# Task details:
Copy out each line containing "Nepali" from the entries below.

(Data entries)

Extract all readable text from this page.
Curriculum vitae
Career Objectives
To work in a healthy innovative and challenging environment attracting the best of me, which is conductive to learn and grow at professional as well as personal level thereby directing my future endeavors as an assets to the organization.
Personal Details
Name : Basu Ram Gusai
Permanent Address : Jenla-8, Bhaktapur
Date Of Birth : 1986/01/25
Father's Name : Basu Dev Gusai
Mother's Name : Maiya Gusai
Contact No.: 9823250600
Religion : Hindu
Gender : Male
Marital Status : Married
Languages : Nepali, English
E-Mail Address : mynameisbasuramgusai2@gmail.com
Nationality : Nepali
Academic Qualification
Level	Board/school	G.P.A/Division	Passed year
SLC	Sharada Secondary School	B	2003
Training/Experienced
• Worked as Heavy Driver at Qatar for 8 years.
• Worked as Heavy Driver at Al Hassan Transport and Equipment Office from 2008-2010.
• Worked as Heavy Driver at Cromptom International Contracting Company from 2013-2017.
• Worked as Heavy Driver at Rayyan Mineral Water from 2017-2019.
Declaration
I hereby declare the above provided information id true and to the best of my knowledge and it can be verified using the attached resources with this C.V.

# Finished answer:
Languages : Nepali, English
Nationality : Nepali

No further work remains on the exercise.